§ Task prompt
Check every line of the material below for the string "JSON", and return the ones that have it.

§ Data rows
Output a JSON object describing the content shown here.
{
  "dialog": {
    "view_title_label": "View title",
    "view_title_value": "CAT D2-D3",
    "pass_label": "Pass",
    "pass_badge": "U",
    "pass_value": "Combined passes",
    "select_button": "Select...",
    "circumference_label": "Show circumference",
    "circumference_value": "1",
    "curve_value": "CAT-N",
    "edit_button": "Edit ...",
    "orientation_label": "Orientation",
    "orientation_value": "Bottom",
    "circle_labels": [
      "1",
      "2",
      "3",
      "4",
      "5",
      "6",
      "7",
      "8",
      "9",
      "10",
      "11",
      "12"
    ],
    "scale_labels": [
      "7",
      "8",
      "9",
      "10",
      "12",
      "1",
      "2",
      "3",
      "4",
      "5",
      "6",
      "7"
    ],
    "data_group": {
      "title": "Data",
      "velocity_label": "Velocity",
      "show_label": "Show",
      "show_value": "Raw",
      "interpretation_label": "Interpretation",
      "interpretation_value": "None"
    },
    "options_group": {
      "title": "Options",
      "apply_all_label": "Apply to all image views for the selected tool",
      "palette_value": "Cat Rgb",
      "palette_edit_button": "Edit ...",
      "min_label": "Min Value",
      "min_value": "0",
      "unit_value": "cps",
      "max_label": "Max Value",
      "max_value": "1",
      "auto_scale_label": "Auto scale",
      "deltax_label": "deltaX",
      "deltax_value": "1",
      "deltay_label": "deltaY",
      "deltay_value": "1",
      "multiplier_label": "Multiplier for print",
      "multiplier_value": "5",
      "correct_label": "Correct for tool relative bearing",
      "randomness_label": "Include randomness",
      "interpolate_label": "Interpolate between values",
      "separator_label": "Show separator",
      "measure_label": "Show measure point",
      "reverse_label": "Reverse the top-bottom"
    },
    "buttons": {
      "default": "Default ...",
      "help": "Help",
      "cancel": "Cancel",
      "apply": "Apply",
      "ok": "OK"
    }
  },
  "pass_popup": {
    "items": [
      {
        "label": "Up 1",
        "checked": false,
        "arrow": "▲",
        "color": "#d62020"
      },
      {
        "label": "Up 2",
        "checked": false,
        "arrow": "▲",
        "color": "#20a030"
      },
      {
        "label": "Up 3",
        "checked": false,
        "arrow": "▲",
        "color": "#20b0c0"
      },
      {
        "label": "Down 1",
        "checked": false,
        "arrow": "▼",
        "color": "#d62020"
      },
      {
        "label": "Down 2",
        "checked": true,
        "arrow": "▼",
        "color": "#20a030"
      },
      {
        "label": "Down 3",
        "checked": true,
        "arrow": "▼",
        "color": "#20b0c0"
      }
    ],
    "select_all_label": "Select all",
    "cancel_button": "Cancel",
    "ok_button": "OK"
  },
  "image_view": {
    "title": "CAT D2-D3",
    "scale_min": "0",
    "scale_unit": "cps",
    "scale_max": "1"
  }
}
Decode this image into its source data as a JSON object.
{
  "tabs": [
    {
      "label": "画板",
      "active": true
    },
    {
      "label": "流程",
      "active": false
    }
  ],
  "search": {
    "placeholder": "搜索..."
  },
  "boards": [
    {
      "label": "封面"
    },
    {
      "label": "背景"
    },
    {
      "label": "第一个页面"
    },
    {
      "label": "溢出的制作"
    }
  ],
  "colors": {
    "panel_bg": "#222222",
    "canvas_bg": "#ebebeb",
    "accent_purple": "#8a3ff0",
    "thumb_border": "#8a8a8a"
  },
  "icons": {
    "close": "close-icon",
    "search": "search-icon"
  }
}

§ Answer below
Output a JSON object describing the content shown here.
Decode this image into its source data as a JSON object.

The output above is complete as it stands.